··· Records supplied

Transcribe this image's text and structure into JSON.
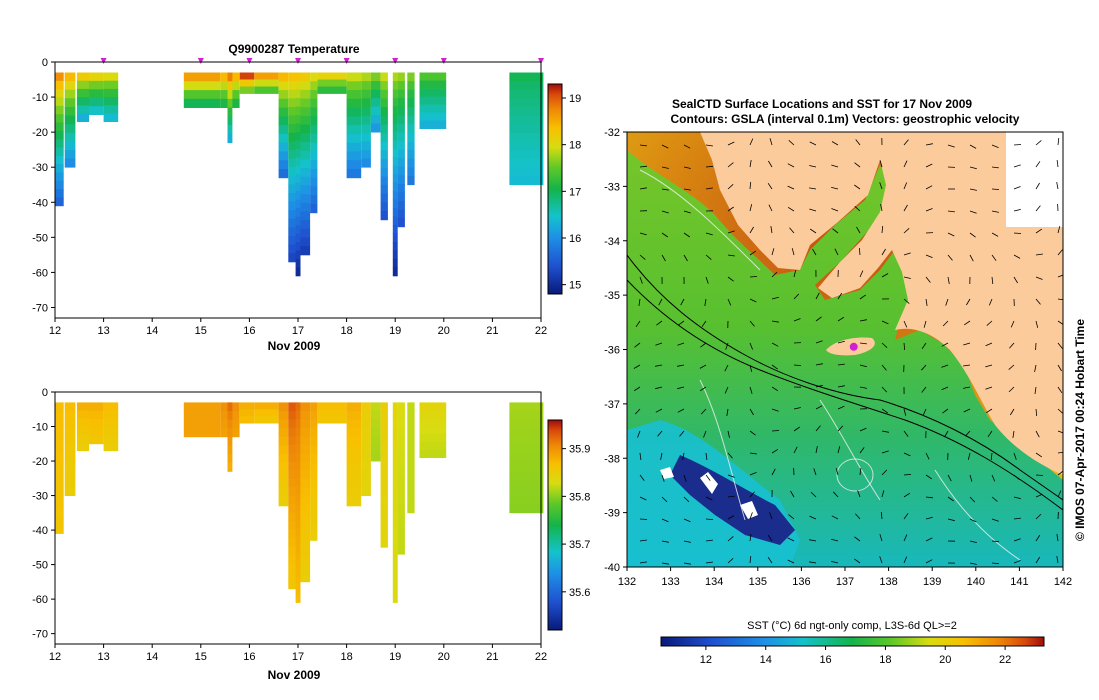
{
  "colors": {
    "land": "#fccb9c",
    "frame": "#000000",
    "marker": "#d020d0"
  },
  "chart_data": [
    {
      "type": "heatmap",
      "name": "profile-temperature",
      "title": "Q9900287  Temperature",
      "xlabel": "Nov 2009",
      "x_ticks": [
        "12",
        "13",
        "14",
        "15",
        "16",
        "17",
        "18",
        "19",
        "20",
        "21",
        "22"
      ],
      "xlim": [
        12,
        22
      ],
      "ylim": [
        -73,
        0
      ],
      "y_ticks": [
        "0",
        "-10",
        "-20",
        "-30",
        "-40",
        "-50",
        "-60",
        "-70"
      ],
      "profile_markers_day": [
        13,
        15,
        16,
        17,
        18,
        19,
        20,
        22
      ],
      "colorbar": {
        "ticks": [
          "19",
          "18",
          "17",
          "16",
          "15"
        ],
        "range": [
          14.8,
          19.3
        ]
      },
      "profiles": [
        {
          "day": 12.0,
          "width": 0.18,
          "depth": 41,
          "top_value": 18.7,
          "bottom_value": 15.6
        },
        {
          "day": 12.2,
          "width": 0.22,
          "depth": 30,
          "top_value": 18.4,
          "bottom_value": 16.0
        },
        {
          "day": 12.45,
          "width": 0.25,
          "depth": 17,
          "top_value": 18.2,
          "bottom_value": 16.3
        },
        {
          "day": 12.7,
          "width": 0.3,
          "depth": 15,
          "top_value": 18.1,
          "bottom_value": 16.5
        },
        {
          "day": 13.0,
          "width": 0.3,
          "depth": 17,
          "top_value": 18.0,
          "bottom_value": 16.4
        },
        {
          "day": 14.65,
          "width": 0.75,
          "depth": 13,
          "top_value": 18.6,
          "bottom_value": 17.0
        },
        {
          "day": 15.4,
          "width": 0.4,
          "depth": 13,
          "top_value": 18.4,
          "bottom_value": 17.1
        },
        {
          "day": 15.55,
          "width": 0.1,
          "depth": 23,
          "top_value": 18.8,
          "bottom_value": 16.3
        },
        {
          "day": 15.8,
          "width": 0.3,
          "depth": 9,
          "top_value": 19.1,
          "bottom_value": 17.6
        },
        {
          "day": 16.1,
          "width": 0.5,
          "depth": 9,
          "top_value": 18.6,
          "bottom_value": 17.4
        },
        {
          "day": 16.6,
          "width": 0.2,
          "depth": 33,
          "top_value": 18.4,
          "bottom_value": 15.7
        },
        {
          "day": 16.8,
          "width": 0.2,
          "depth": 57,
          "top_value": 18.3,
          "bottom_value": 15.3
        },
        {
          "day": 16.95,
          "width": 0.1,
          "depth": 61,
          "top_value": 18.3,
          "bottom_value": 15.0
        },
        {
          "day": 17.05,
          "width": 0.2,
          "depth": 55,
          "top_value": 18.2,
          "bottom_value": 15.2
        },
        {
          "day": 17.25,
          "width": 0.15,
          "depth": 43,
          "top_value": 18.0,
          "bottom_value": 15.6
        },
        {
          "day": 17.4,
          "width": 0.6,
          "depth": 9,
          "top_value": 18.1,
          "bottom_value": 17.2
        },
        {
          "day": 18.0,
          "width": 0.3,
          "depth": 33,
          "top_value": 17.9,
          "bottom_value": 15.8
        },
        {
          "day": 18.3,
          "width": 0.2,
          "depth": 30,
          "top_value": 17.8,
          "bottom_value": 16.0
        },
        {
          "day": 18.5,
          "width": 0.2,
          "depth": 20,
          "top_value": 17.6,
          "bottom_value": 16.1
        },
        {
          "day": 18.7,
          "width": 0.15,
          "depth": 45,
          "top_value": 17.9,
          "bottom_value": 15.4
        },
        {
          "day": 18.95,
          "width": 0.1,
          "depth": 61,
          "top_value": 17.8,
          "bottom_value": 15.0
        },
        {
          "day": 19.05,
          "width": 0.15,
          "depth": 47,
          "top_value": 17.7,
          "bottom_value": 15.4
        },
        {
          "day": 19.25,
          "width": 0.15,
          "depth": 35,
          "top_value": 17.6,
          "bottom_value": 15.8
        },
        {
          "day": 19.5,
          "width": 0.55,
          "depth": 19,
          "top_value": 17.4,
          "bottom_value": 16.3
        },
        {
          "day": 21.35,
          "width": 0.7,
          "depth": 35,
          "top_value": 17.0,
          "bottom_value": 16.4
        }
      ]
    },
    {
      "type": "heatmap",
      "name": "profile-salinity",
      "xlabel": "Nov 2009",
      "x_ticks": [
        "12",
        "13",
        "14",
        "15",
        "16",
        "17",
        "18",
        "19",
        "20",
        "21",
        "22"
      ],
      "xlim": [
        12,
        22
      ],
      "ylim": [
        -73,
        0
      ],
      "y_ticks": [
        "0",
        "-10",
        "-20",
        "-30",
        "-40",
        "-50",
        "-60",
        "-70"
      ],
      "colorbar": {
        "ticks": [
          "35.9",
          "35.8",
          "35.7",
          "35.6"
        ],
        "range": [
          35.52,
          35.96
        ]
      },
      "profiles": [
        {
          "day": 12.0,
          "width": 0.18,
          "depth": 41,
          "top_value": 35.87,
          "bottom_value": 35.86
        },
        {
          "day": 12.2,
          "width": 0.22,
          "depth": 30,
          "top_value": 35.87,
          "bottom_value": 35.85
        },
        {
          "day": 12.45,
          "width": 0.25,
          "depth": 17,
          "top_value": 35.88,
          "bottom_value": 35.85
        },
        {
          "day": 12.7,
          "width": 0.3,
          "depth": 15,
          "top_value": 35.88,
          "bottom_value": 35.86
        },
        {
          "day": 13.0,
          "width": 0.3,
          "depth": 17,
          "top_value": 35.87,
          "bottom_value": 35.85
        },
        {
          "day": 14.65,
          "width": 0.75,
          "depth": 13,
          "top_value": 35.89,
          "bottom_value": 35.89
        },
        {
          "day": 15.4,
          "width": 0.4,
          "depth": 13,
          "top_value": 35.9,
          "bottom_value": 35.89
        },
        {
          "day": 15.55,
          "width": 0.1,
          "depth": 23,
          "top_value": 35.92,
          "bottom_value": 35.88
        },
        {
          "day": 15.8,
          "width": 0.3,
          "depth": 9,
          "top_value": 35.88,
          "bottom_value": 35.87
        },
        {
          "day": 16.1,
          "width": 0.5,
          "depth": 9,
          "top_value": 35.88,
          "bottom_value": 35.86
        },
        {
          "day": 16.6,
          "width": 0.2,
          "depth": 33,
          "top_value": 35.9,
          "bottom_value": 35.85
        },
        {
          "day": 16.8,
          "width": 0.2,
          "depth": 57,
          "top_value": 35.93,
          "bottom_value": 35.86
        },
        {
          "day": 16.95,
          "width": 0.1,
          "depth": 61,
          "top_value": 35.92,
          "bottom_value": 35.87
        },
        {
          "day": 17.05,
          "width": 0.2,
          "depth": 55,
          "top_value": 35.9,
          "bottom_value": 35.85
        },
        {
          "day": 17.25,
          "width": 0.15,
          "depth": 43,
          "top_value": 35.89,
          "bottom_value": 35.85
        },
        {
          "day": 17.4,
          "width": 0.6,
          "depth": 9,
          "top_value": 35.87,
          "bottom_value": 35.86
        },
        {
          "day": 18.0,
          "width": 0.3,
          "depth": 33,
          "top_value": 35.88,
          "bottom_value": 35.85
        },
        {
          "day": 18.3,
          "width": 0.2,
          "depth": 30,
          "top_value": 35.85,
          "bottom_value": 35.84
        },
        {
          "day": 18.5,
          "width": 0.2,
          "depth": 20,
          "top_value": 35.82,
          "bottom_value": 35.81
        },
        {
          "day": 18.7,
          "width": 0.15,
          "depth": 45,
          "top_value": 35.85,
          "bottom_value": 35.84
        },
        {
          "day": 18.95,
          "width": 0.1,
          "depth": 61,
          "top_value": 35.84,
          "bottom_value": 35.83
        },
        {
          "day": 19.05,
          "width": 0.15,
          "depth": 47,
          "top_value": 35.83,
          "bottom_value": 35.82
        },
        {
          "day": 19.25,
          "width": 0.15,
          "depth": 35,
          "top_value": 35.82,
          "bottom_value": 35.82
        },
        {
          "day": 19.5,
          "width": 0.55,
          "depth": 19,
          "top_value": 35.84,
          "bottom_value": 35.82
        },
        {
          "day": 21.35,
          "width": 0.7,
          "depth": 35,
          "top_value": 35.81,
          "bottom_value": 35.8
        }
      ]
    },
    {
      "type": "heatmap",
      "name": "sst-map",
      "title": "SealCTD Surface Locations and SST for 17 Nov 2009",
      "subtitle": "Contours: GSLA (interval 0.1m) Vectors: geostrophic velocity",
      "x_ticks": [
        "132",
        "133",
        "134",
        "135",
        "136",
        "137",
        "138",
        "139",
        "140",
        "141",
        "142"
      ],
      "y_ticks": [
        "-32",
        "-33",
        "-34",
        "-35",
        "-36",
        "-37",
        "-38",
        "-39",
        "-40"
      ],
      "lon_range": [
        132,
        142
      ],
      "lat_range": [
        -40,
        -32
      ],
      "marker": {
        "lon": 137.2,
        "lat": -35.95
      },
      "side_label": "© IMOS 07-Apr-2017 00:24 Hobart Time",
      "colorbar": {
        "label": "SST (°C) 6d ngt-only comp, L3S-6d QL>=2",
        "ticks": [
          "12",
          "14",
          "16",
          "18",
          "20",
          "22"
        ],
        "range": [
          10.5,
          23.3
        ]
      }
    }
  ]
}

······

[Given task]
Tell how many lines in the records above contain "name", giving the number and no other words.

[Complete output]
3